Provided data:
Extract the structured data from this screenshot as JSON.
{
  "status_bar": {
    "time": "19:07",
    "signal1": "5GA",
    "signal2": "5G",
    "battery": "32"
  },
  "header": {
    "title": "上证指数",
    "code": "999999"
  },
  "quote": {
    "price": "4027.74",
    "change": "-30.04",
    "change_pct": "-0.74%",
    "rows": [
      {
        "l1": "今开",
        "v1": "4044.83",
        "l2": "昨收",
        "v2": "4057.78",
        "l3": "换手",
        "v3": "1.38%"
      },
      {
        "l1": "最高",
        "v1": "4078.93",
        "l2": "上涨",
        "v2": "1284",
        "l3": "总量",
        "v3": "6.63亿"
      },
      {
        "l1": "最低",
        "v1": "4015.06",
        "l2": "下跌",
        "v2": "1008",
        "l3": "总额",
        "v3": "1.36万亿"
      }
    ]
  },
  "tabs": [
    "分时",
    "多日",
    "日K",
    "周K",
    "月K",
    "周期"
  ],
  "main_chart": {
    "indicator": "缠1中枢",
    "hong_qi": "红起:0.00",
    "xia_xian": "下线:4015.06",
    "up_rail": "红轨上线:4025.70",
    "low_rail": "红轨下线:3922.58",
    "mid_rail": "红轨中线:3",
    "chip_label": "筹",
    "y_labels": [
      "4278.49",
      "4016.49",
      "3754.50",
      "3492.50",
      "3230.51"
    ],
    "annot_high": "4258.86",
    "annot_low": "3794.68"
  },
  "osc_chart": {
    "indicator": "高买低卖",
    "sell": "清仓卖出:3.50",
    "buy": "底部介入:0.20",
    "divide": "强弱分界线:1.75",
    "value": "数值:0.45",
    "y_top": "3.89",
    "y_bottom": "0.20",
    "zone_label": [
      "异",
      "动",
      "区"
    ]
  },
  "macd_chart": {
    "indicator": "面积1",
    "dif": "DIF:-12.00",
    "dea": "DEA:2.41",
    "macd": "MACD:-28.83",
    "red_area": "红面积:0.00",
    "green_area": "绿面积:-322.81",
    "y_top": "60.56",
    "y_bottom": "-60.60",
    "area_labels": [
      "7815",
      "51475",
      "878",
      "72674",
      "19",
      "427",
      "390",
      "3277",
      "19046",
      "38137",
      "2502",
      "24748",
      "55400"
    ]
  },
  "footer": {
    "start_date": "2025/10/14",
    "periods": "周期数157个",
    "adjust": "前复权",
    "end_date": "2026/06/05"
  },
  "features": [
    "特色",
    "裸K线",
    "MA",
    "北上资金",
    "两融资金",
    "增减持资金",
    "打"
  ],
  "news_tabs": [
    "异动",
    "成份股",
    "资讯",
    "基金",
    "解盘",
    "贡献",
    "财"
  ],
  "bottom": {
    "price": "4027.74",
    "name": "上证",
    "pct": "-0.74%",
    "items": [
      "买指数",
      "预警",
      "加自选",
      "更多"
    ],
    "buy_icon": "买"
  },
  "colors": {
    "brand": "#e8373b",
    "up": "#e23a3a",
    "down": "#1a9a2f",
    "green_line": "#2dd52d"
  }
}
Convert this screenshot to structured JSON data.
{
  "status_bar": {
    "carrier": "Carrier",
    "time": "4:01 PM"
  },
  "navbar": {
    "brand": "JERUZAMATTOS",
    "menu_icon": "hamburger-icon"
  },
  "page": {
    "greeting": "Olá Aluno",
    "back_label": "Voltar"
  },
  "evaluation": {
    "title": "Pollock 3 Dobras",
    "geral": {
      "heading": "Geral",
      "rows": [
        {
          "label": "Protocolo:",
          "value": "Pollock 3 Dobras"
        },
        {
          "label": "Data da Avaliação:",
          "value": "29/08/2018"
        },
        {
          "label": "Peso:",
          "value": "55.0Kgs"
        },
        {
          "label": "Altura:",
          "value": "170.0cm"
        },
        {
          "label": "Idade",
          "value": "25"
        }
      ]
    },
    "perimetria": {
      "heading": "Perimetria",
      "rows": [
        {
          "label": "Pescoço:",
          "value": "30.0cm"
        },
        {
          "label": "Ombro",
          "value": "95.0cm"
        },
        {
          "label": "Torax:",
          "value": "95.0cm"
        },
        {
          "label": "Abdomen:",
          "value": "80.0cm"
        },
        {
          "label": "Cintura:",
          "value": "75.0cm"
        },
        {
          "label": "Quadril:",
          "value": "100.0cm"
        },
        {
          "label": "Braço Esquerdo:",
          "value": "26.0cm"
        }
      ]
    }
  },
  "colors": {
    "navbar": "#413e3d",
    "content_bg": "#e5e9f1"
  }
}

Instructions for the task: Starting with the line that contains "Convert this screenshot", output every line through the end of the listing above, unchanged.

Answer to the exercise:
Convert this screenshot to structured JSON data.
{
  "status_bar": {
    "carrier": "Carrier",
    "time": "4:01 PM"
  },
  "navbar": {
    "brand": "JERUZAMATTOS",
    "menu_icon": "hamburger-icon"
  },
  "page": {
    "greeting": "Olá Aluno",
    "back_label": "Voltar"
  },
  "evaluation": {
    "title": "Pollock 3 Dobras",
    "geral": {
      "heading": "Geral",
      "rows": [
        {
          "label": "Protocolo:",
          "value": "Pollock 3 Dobras"
        },
        {
          "label": "Data da Avaliação:",
          "value": "29/08/2018"
        },
        {
          "label": "Peso:",
          "value": "55.0Kgs"
        },
        {
          "label": "Altura:",
          "value": "170.0cm"
        },
        {
          "label": "Idade",
          "value": "25"
        }
      ]
    },
    "perimetria": {
      "heading": "Perimetria",
      "rows": [
        {
          "label": "Pescoço:",
          "value": "30.0cm"
        },
        {
          "label": "Ombro",
          "value": "95.0cm"
        },
        {
          "label": "Torax:",
          "value": "95.0cm"
        },
        {
          "label": "Abdomen:",
          "value": "80.0cm"
        },
        {
          "label": "Cintura:",
          "value": "75.0cm"
        },
        {
          "label": "Quadril:",
          "value": "100.0cm"
        },
        {
          "label": "Braço Esquerdo:",
          "value": "26.0cm"
        }
      ]
    }
  },
  "colors": {
    "navbar": "#413e3d",
    "content_bg": "#e5e9f1"
  }
}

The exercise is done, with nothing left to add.